Extracted records
* * * * * * * * *

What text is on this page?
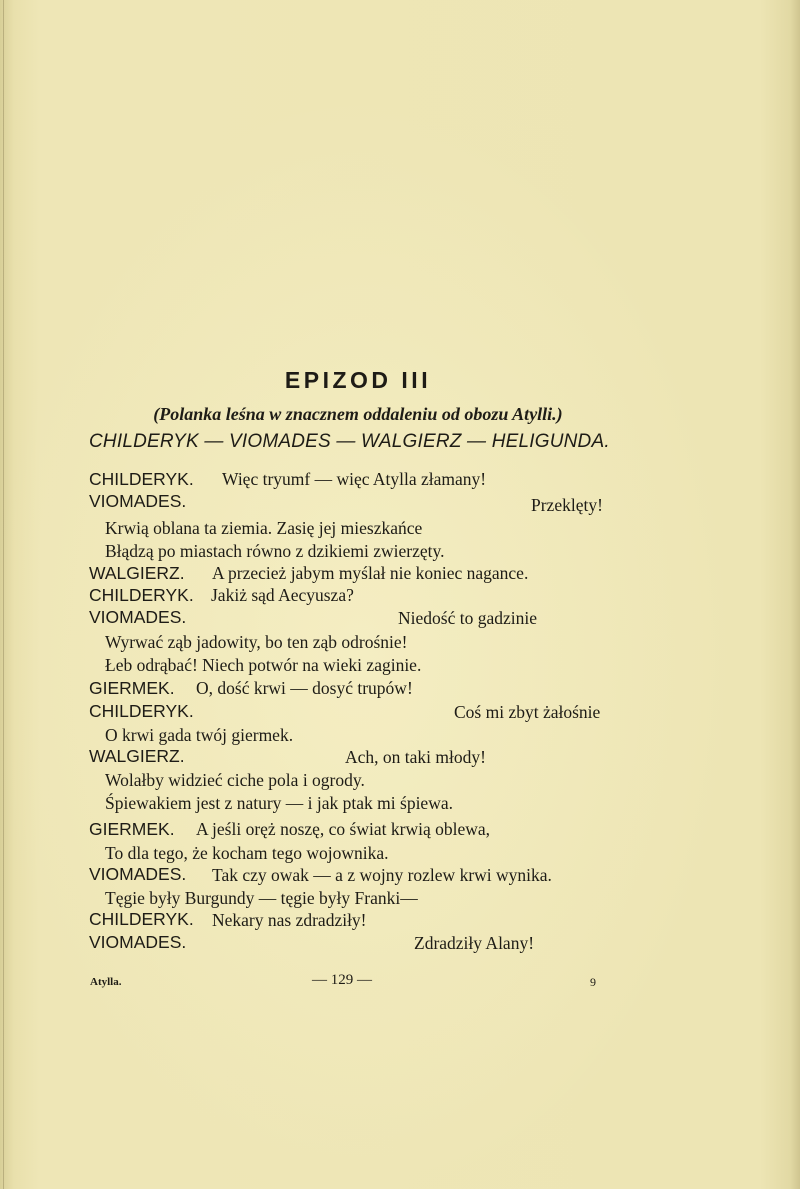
EPIZOD III
(Polanka leśna w znacznem oddaleniu od obozu Atylli.)
CHILDERYK — VIOMADES — WALGIERZ — HELIGUNDA.
CHILDERYK. Więc tryumf — więc Atylla złamany!
VIOMADES.	Przeklęty!
Krwią oblana ta ziemia. Zasię jej mieszkańce
Błądzą po miastach równo z dzikiemi zwierzęty.
WALGIERZ. A przecież jabym myślał nie koniec nagance.
CHILDERYK. Jakiż sąd Aecyusza?
VIOMADES.	Niedość to gadzinie
Wyrwać ząb jadowity, bo ten ząb odrośnie!
Łeb odrąbać! Niech potwór na wieki zaginie.
GIERMEK. O, dość krwi — dosyć trupów!
CHILDERYK.	Coś mi zbyt żałośnie
O krwi gada twój giermek.
WALGIERZ.	Ach, on taki młody!
Wolałby widzieć ciche pola i ogrody.
Śpiewakiem jest z natury — i jak ptak mi śpiewa.
GIERMEK. A jeśli oręż noszę, co świat krwią oblewa,
To dla tego, że kocham tego wojownika.
VIOMADES. Tak czy owak — a z wojny rozlew krwi wynika.
Tęgie były Burgundy — tęgie były Franki—
CHILDERYK. Nekary nas zdradziły!
VIOMADES.	Zdradziły Alany!
Atylla.	— 129 —	9
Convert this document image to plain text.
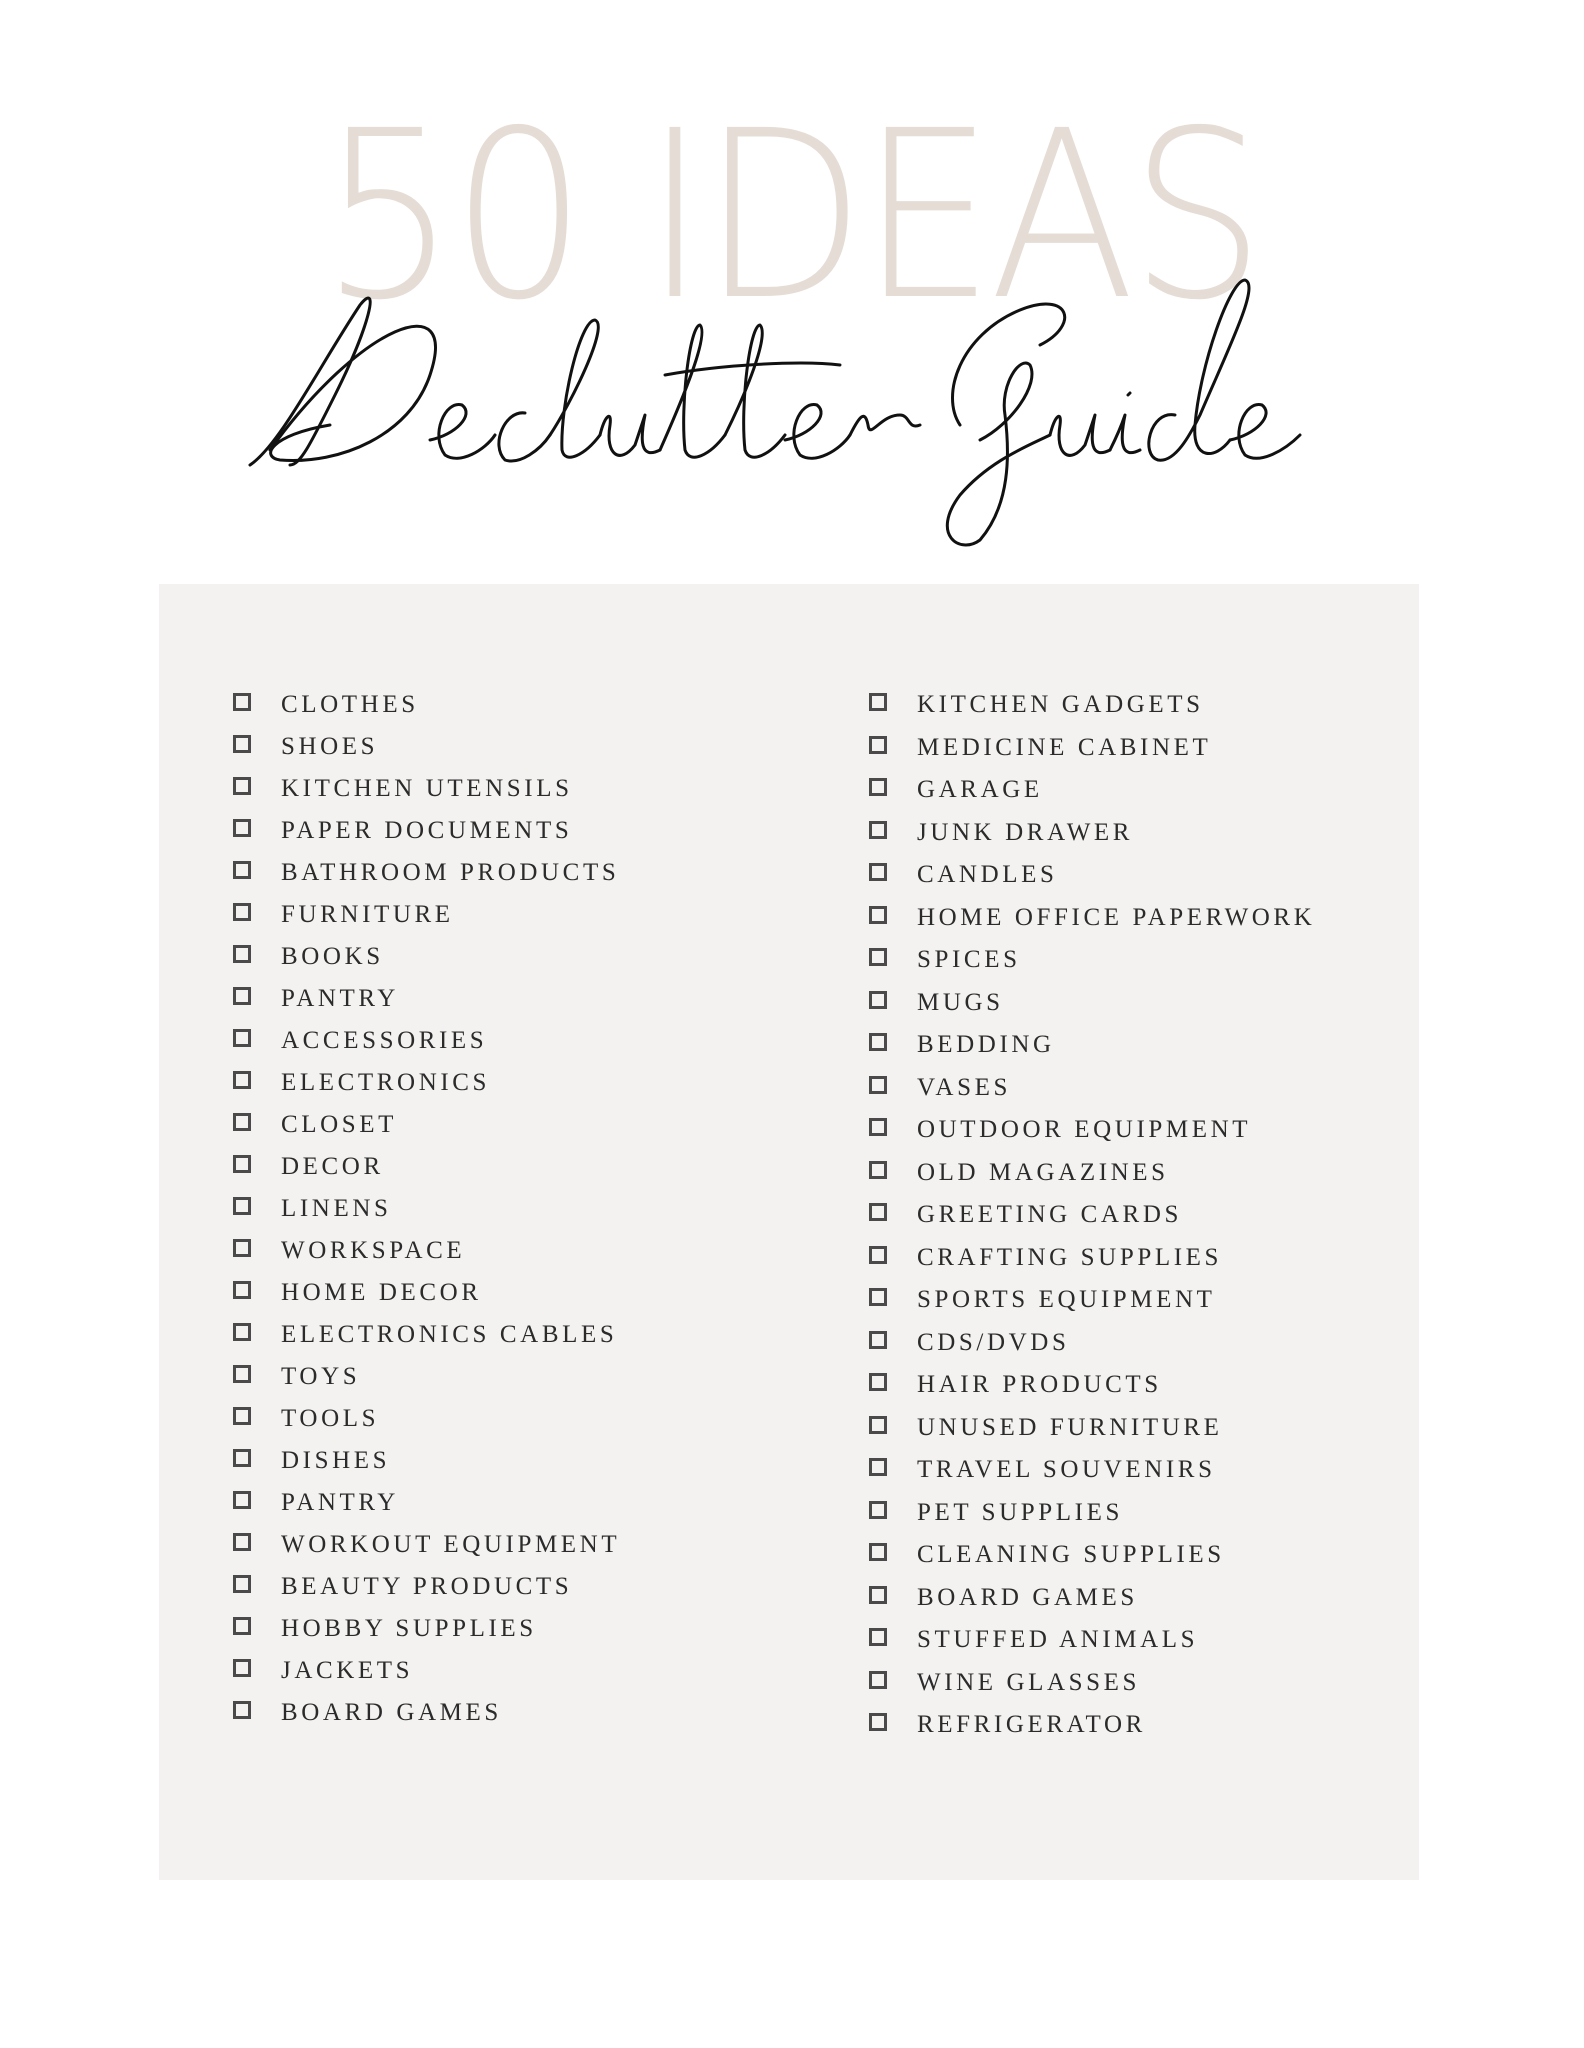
50 IDEAS
CLOTHES
SHOES
KITCHEN UTENSILS
PAPER DOCUMENTS
BATHROOM PRODUCTS
FURNITURE
BOOKS
PANTRY
ACCESSORIES
ELECTRONICS
CLOSET
DECOR
LINENS
WORKSPACE
HOME DECOR
ELECTRONICS CABLES
TOYS
TOOLS
DISHES
PANTRY
WORKOUT EQUIPMENT
BEAUTY PRODUCTS
HOBBY SUPPLIES
JACKETS
BOARD GAMES
KITCHEN GADGETS
MEDICINE CABINET
GARAGE
JUNK DRAWER
CANDLES
HOME OFFICE PAPERWORK
SPICES
MUGS
BEDDING
VASES
OUTDOOR EQUIPMENT
OLD MAGAZINES
GREETING CARDS
CRAFTING SUPPLIES
SPORTS EQUIPMENT
CDS/DVDS
HAIR PRODUCTS
UNUSED FURNITURE
TRAVEL SOUVENIRS
PET SUPPLIES
CLEANING SUPPLIES
BOARD GAMES
STUFFED ANIMALS
WINE GLASSES
REFRIGERATOR
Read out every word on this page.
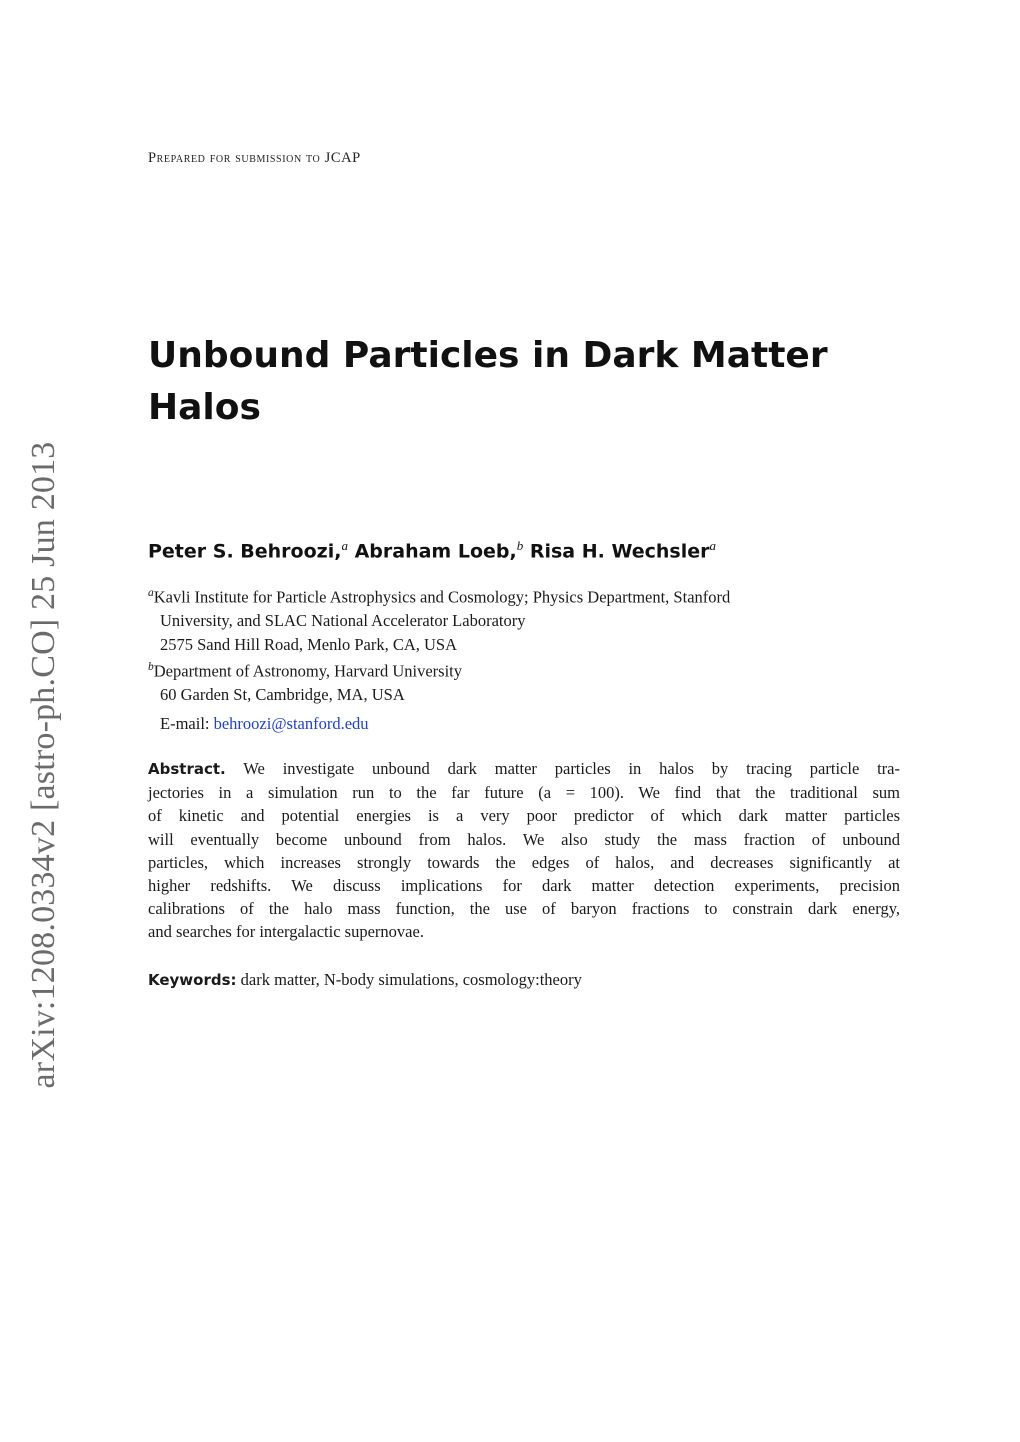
Prepared for submission to JCAP
arXiv:1208.0334v2 [astro-ph.CO] 25 Jun 2013
Unbound Particles in Dark Matter
Halos
Peter S. Behroozi,$^a$ Abraham Loeb,$^b$ Risa H. Wechsler$^a$
$^a$Kavli Institute for Particle Astrophysics and Cosmology; Physics Department, Stanford
University, and SLAC National Accelerator Laboratory
2575 Sand Hill Road, Menlo Park, CA, USA
$^b$Department of Astronomy, Harvard University
60 Garden St, Cambridge, MA, USA
E-mail: behroozi@stanford.edu
Abstract. We investigate unbound dark matter particles in halos by tracing particle tra-
jectories in a simulation run to the far future (a = 100). We find that the traditional sum
of kinetic and potential energies is a very poor predictor of which dark matter particles
will eventually become unbound from halos. We also study the mass fraction of unbound
particles, which increases strongly towards the edges of halos, and decreases significantly at
higher redshifts. We discuss implications for dark matter detection experiments, precision
calibrations of the halo mass function, the use of baryon fractions to constrain dark energy,
and searches for intergalactic supernovae.
Keywords: dark matter, N-body simulations, cosmology:theory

* * * * * * * * *

Requirements:
Show all lines in the entries above where the word "mass" appears.

Result:
will eventually become unbound from halos. We also study the mass fraction of unbound
calibrations of the halo mass function, the use of baryon fractions to constrain dark energy,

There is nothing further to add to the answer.